Raw data |
* * * * *

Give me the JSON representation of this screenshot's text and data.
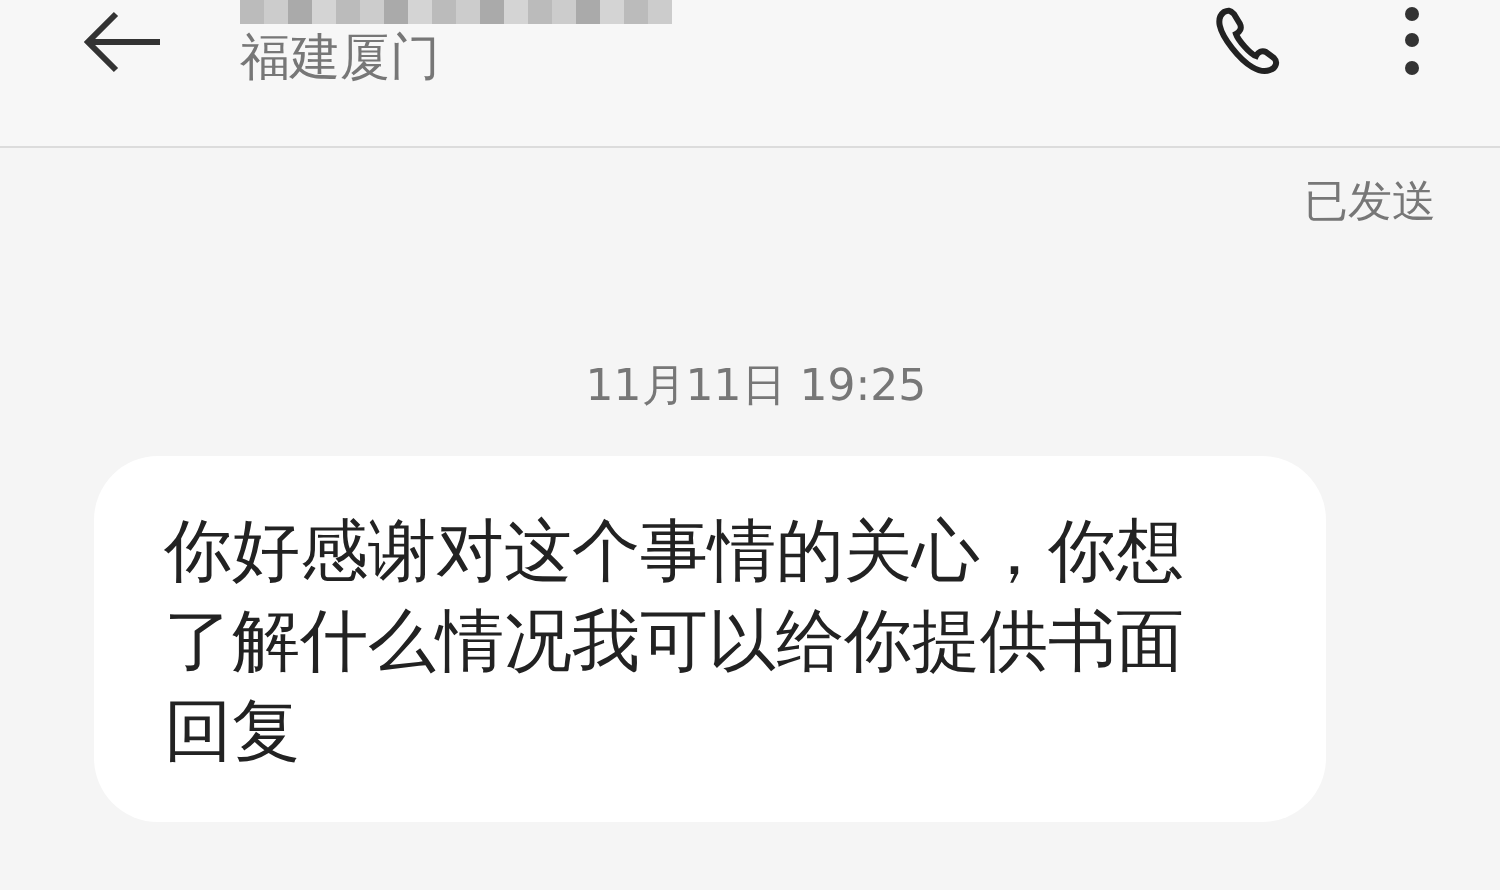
{
  "header": {
    "subtitle": "福建厦门"
  },
  "status": "已发送",
  "messages": [
    {
      "kind": "incoming",
      "time": "11月11日 19:25",
      "text": "你好感谢对这个事情的关心，你想了解什么情况我可以给你提供书面回复"
    }
  ]
}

* * * * *

What you need to do | Replicate the material above verbatim; images stay out of the copy.

Answer to this task |
Give me the JSON representation of this screenshot's text and data.
{
  "header": {
    "subtitle": "福建厦门"
  },
  "status": "已发送",
  "messages": [
    {
      "kind": "incoming",
      "time": "11月11日 19:25",
      "text": "你好感谢对这个事情的关心，你想了解什么情况我可以给你提供书面回复"
    }
  ]
}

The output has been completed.